* Exercise requirements:
Transcribe the entries below exactly.

::::

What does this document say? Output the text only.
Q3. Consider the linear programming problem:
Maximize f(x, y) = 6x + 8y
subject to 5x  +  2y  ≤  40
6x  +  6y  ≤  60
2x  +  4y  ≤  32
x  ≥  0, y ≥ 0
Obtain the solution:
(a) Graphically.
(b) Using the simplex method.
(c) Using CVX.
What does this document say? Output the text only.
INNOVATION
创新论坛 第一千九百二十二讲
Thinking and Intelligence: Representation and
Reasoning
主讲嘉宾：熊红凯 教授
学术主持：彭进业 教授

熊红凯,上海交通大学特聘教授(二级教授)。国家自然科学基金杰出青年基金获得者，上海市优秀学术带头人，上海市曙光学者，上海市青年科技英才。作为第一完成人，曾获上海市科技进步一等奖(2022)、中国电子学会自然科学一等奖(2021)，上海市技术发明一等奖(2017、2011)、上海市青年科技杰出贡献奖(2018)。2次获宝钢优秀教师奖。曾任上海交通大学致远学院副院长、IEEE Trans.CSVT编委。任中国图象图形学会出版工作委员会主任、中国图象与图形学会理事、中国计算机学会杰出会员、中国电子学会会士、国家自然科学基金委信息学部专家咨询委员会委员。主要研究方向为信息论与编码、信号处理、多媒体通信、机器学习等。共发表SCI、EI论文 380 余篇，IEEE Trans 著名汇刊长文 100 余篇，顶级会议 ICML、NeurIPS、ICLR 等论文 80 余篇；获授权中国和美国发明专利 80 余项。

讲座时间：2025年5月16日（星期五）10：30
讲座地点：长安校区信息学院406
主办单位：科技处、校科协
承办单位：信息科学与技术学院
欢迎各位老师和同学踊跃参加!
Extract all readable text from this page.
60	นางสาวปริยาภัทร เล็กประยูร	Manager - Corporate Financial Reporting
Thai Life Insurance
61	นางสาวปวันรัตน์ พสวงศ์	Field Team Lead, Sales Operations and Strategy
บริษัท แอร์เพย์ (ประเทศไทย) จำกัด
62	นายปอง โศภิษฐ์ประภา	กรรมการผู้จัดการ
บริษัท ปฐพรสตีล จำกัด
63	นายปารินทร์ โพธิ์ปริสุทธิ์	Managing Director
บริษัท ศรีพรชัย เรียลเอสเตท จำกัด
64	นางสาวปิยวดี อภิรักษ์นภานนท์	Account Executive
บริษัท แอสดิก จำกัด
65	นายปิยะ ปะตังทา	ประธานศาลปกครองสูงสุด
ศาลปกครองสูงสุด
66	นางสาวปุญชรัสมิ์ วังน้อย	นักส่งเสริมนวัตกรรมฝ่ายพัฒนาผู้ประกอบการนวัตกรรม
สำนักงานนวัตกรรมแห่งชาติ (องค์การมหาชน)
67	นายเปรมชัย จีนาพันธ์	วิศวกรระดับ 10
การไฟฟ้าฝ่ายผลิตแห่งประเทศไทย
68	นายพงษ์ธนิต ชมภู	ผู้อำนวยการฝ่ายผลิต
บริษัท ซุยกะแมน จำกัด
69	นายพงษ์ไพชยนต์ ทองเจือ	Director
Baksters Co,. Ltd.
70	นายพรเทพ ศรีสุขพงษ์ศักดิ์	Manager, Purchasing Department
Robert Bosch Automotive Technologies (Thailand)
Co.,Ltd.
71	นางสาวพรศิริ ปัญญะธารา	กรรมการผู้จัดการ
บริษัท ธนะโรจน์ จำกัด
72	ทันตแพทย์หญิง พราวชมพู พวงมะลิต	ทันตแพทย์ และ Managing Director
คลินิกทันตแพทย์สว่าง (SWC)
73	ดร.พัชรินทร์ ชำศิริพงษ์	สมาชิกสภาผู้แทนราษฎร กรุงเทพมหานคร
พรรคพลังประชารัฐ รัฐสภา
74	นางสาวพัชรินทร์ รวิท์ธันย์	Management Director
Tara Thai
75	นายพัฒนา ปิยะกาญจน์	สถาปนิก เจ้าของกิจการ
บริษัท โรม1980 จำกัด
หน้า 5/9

::::

* Answer:
What does this document say? Output the text only.
Q3. Consider the linear programming problem:
Maximize f(x, y) = 6x + 8y
subject to 5x  +  2y  ≤  40
6x  +  6y  ≤  60
2x  +  4y  ≤  32
x  ≥  0, y ≥ 0
Obtain the solution:
(a) Graphically.
(b) Using the simplex method.
(c) Using CVX.
What does this document say? Output the text only.
INNOVATION
创新论坛 第一千九百二十二讲
Thinking and Intelligence: Representation and
Reasoning
主讲嘉宾：熊红凯 教授
学术主持：彭进业 教授

熊红凯,上海交通大学特聘教授(二级教授)。国家自然科学基金杰出青年基金获得者，上海市优秀学术带头人，上海市曙光学者，上海市青年科技英才。作为第一完成人，曾获上海市科技进步一等奖(2022)、中国电子学会自然科学一等奖(2021)，上海市技术发明一等奖(2017、2011)、上海市青年科技杰出贡献奖(2018)。2次获宝钢优秀教师奖。曾任上海交通大学致远学院副院长、IEEE Trans.CSVT编委。任中国图象图形学会出版工作委员会主任、中国图象与图形学会理事、中国计算机学会杰出会员、中国电子学会会士、国家自然科学基金委信息学部专家咨询委员会委员。主要研究方向为信息论与编码、信号处理、多媒体通信、机器学习等。共发表SCI、EI论文 380 余篇，IEEE Trans 著名汇刊长文 100 余篇，顶级会议 ICML、NeurIPS、ICLR 等论文 80 余篇；获授权中国和美国发明专利 80 余项。

讲座时间：2025年5月16日（星期五）10：30
讲座地点：长安校区信息学院406
主办单位：科技处、校科协
承办单位：信息科学与技术学院
欢迎各位老师和同学踊跃参加!
Extract all readable text from this page.
60	นางสาวปริยาภัทร เล็กประยูร	Manager - Corporate Financial Reporting
Thai Life Insurance
61	นางสาวปวันรัตน์ พสวงศ์	Field Team Lead, Sales Operations and Strategy
บริษัท แอร์เพย์ (ประเทศไทย) จำกัด
62	นายปอง โศภิษฐ์ประภา	กรรมการผู้จัดการ
บริษัท ปฐพรสตีล จำกัด
63	นายปารินทร์ โพธิ์ปริสุทธิ์	Managing Director
บริษัท ศรีพรชัย เรียลเอสเตท จำกัด
64	นางสาวปิยวดี อภิรักษ์นภานนท์	Account Executive
บริษัท แอสดิก จำกัด
65	นายปิยะ ปะตังทา	ประธานศาลปกครองสูงสุด
ศาลปกครองสูงสุด
66	นางสาวปุญชรัสมิ์ วังน้อย	นักส่งเสริมนวัตกรรมฝ่ายพัฒนาผู้ประกอบการนวัตกรรม
สำนักงานนวัตกรรมแห่งชาติ (องค์การมหาชน)
67	นายเปรมชัย จีนาพันธ์	วิศวกรระดับ 10
การไฟฟ้าฝ่ายผลิตแห่งประเทศไทย
68	นายพงษ์ธนิต ชมภู	ผู้อำนวยการฝ่ายผลิต
บริษัท ซุยกะแมน จำกัด
69	นายพงษ์ไพชยนต์ ทองเจือ	Director
Baksters Co,. Ltd.
70	นายพรเทพ ศรีสุขพงษ์ศักดิ์	Manager, Purchasing Department
Robert Bosch Automotive Technologies (Thailand)
Co.,Ltd.
71	นางสาวพรศิริ ปัญญะธารา	กรรมการผู้จัดการ
บริษัท ธนะโรจน์ จำกัด
72	ทันตแพทย์หญิง พราวชมพู พวงมะลิต	ทันตแพทย์ และ Managing Director
คลินิกทันตแพทย์สว่าง (SWC)
73	ดร.พัชรินทร์ ชำศิริพงษ์	สมาชิกสภาผู้แทนราษฎร กรุงเทพมหานคร
พรรคพลังประชารัฐ รัฐสภา
74	นางสาวพัชรินทร์ รวิท์ธันย์	Management Director
Tara Thai
75	นายพัฒนา ปิยะกาญจน์	สถาปนิก เจ้าของกิจการ
บริษัท โรม1980 จำกัด
หน้า 5/9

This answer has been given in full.